▶ **What to work on**
1 > Please reproduce the blog posts on developing formulas between "Monday, December 8, 2014" and "models they endured.", inclusive.
2 > List every person named in the blog posts on developing formulas.

▶ **Passage**
Monday, December 15, 2014

Developing Formulas (2)

"I deeply worry about a curriculum that pushes students to results and not let mathematics be the organic conversation it deserves to be..." James Tanton

When I began teaching, I (like many others) simply gave students the formulas, and some worked examples, and expected this knowledge to stick. 
It did not work as well as I wanted to. 
When I started showing why the formulas worked, students were far more likely to recall and use the correct formula. When studying area, we would learn about rectangles, then triangles, then parallelograms, then trapezoids (or, if you will, trapeziums (or, if you will, trapezia!)) before getting stuck into circles. Recently, I have been wondering if a more logical order would be rectangles, then parallelograms, then triangles, then trapezoids. Fundamental to all of this is learning why the area of a rectangle is length times width and the best way to get students to develop this idea is to consider arrays (as touched upon in this earlier post ) How I then get the students to develop the formulas for parallelograms, triangles, and trapezoids can be seen below. I must point out, that I do not do all of this in one lesson!
Usually at this point, I am pretty confident that most students will now understand why the formulas work. Part of a balanced Math program must involve putting this knowledge to practice. This practice should involve a good balance of closed questions (the standard text book ones where a diagram is given with different measurements given) as well as open questions e.g. a trapezoid has an area between 60 cm² and 70cm², what could its dimensions be? The question below came from Anne Yeager and I have used the question with many grade 7 and grade 8 classes. It has always generated a lot of different solutions as well as great thinking and discussion amongst the students as they decide which formulas to use and when.

James Tanton (whose quote appears at the top) provides some fantastic resources for Math teachers. In particular, I love his curriculum videos and his Mathematical Essays. Do check out his site here.

Monday, December 8, 2014

Developing Formulas (1)

“It is not the knowledge but the act of learning, not possession but the act of getting there, which grants the greatest enjoyment.” Karl Freidrich Gauss

Here in sunny but frigid Ontario, we occasionally hear and read blasts from a variety of sources about how our Math curriculum is useless because it is discovery-based. These sources often call for a return to the 'proven' rote-learning method of yesteryear. These claims are wrong on two accounts: firstly, there is no mention of 'discovery learning' in any of the Ontario Math curricula; secondly, if yesteryear's rote-learning methods were so effective, then we would have a generation of confident and capable mathematicians. I regularly speak with parents at Math Nights and can testify that most of them are mathphobic and attribute this to the rote-learning models they endured.

▶ **Extracted material**
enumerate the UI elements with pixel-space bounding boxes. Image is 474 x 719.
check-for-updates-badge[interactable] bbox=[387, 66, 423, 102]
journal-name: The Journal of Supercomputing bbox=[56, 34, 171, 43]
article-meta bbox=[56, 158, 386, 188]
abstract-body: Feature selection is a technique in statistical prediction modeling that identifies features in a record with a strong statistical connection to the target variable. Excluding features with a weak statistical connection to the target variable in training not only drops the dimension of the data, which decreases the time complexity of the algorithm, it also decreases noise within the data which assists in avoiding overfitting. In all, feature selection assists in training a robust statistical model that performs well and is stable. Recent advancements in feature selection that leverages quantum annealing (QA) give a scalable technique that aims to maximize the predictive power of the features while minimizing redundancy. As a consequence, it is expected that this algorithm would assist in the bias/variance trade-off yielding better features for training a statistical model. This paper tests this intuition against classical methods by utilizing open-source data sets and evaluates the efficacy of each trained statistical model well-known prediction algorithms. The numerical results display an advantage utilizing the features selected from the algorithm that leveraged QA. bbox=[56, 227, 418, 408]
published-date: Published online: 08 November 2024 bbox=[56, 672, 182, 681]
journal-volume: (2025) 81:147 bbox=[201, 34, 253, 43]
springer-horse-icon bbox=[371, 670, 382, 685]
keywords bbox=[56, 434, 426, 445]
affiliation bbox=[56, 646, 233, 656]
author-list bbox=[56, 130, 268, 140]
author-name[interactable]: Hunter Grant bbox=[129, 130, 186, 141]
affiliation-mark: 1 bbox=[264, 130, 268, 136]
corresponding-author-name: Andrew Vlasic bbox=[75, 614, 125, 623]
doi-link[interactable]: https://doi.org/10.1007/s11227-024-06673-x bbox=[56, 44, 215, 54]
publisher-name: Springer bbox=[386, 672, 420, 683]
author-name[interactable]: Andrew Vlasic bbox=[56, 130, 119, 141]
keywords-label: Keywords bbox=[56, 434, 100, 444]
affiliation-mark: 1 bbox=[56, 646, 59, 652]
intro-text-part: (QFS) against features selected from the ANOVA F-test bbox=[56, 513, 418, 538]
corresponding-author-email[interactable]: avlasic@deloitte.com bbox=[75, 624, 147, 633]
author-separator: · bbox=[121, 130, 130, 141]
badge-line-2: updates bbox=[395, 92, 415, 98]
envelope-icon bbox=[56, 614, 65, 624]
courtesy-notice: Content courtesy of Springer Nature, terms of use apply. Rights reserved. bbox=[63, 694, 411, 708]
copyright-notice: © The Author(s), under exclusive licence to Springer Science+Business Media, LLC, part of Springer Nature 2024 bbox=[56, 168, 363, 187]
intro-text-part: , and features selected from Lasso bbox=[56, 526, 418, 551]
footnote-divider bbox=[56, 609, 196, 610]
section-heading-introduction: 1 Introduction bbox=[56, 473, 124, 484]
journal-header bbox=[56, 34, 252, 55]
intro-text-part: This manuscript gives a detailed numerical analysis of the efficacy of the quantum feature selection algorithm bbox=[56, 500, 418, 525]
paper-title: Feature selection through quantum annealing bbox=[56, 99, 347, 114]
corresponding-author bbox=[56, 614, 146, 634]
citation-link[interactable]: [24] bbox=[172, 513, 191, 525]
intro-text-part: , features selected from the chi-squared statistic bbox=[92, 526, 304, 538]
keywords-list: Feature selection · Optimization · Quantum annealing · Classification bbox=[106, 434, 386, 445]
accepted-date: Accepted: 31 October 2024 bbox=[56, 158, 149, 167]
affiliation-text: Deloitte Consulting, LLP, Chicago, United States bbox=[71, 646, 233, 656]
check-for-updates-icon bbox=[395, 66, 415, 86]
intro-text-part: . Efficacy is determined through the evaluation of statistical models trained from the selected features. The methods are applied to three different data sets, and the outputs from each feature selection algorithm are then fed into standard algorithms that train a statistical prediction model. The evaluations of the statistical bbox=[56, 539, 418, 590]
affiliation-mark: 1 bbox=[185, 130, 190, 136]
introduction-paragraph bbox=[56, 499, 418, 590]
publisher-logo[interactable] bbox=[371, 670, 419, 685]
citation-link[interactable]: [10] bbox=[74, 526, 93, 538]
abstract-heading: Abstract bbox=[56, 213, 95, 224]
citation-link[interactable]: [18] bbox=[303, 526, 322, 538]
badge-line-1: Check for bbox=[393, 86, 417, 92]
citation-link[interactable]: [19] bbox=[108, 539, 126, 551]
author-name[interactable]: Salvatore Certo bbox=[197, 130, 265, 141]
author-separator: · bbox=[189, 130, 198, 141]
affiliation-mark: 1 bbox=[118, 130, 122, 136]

▶ **Answers provided**
1 >
Monday, December 8, 2014

Developing Formulas (1)

“It is not the knowledge but the act of learning, not possession but the act of getting there, which grants the greatest enjoyment.” Karl Freidrich Gauss

Here in sunny but frigid Ontario, we occasionally hear and read blasts from a variety of sources about how our Math curriculum is useless because it is discovery-based. These sources often call for a return to the 'proven' rote-learning method of yesteryear. These claims are wrong on two accounts: firstly, there is no mention of 'discovery learning' in any of the Ontario Math curricula; secondly, if yesteryear's rote-learning methods were so effective, then we would have a generation of confident and capable mathematicians. I regularly speak with parents at Math Nights and can testify that most of them are mathphobic and attribute this to the rote-learning models they endured.

2 >
James Tanton
Anne Yeager
Karl Freidrich Gauss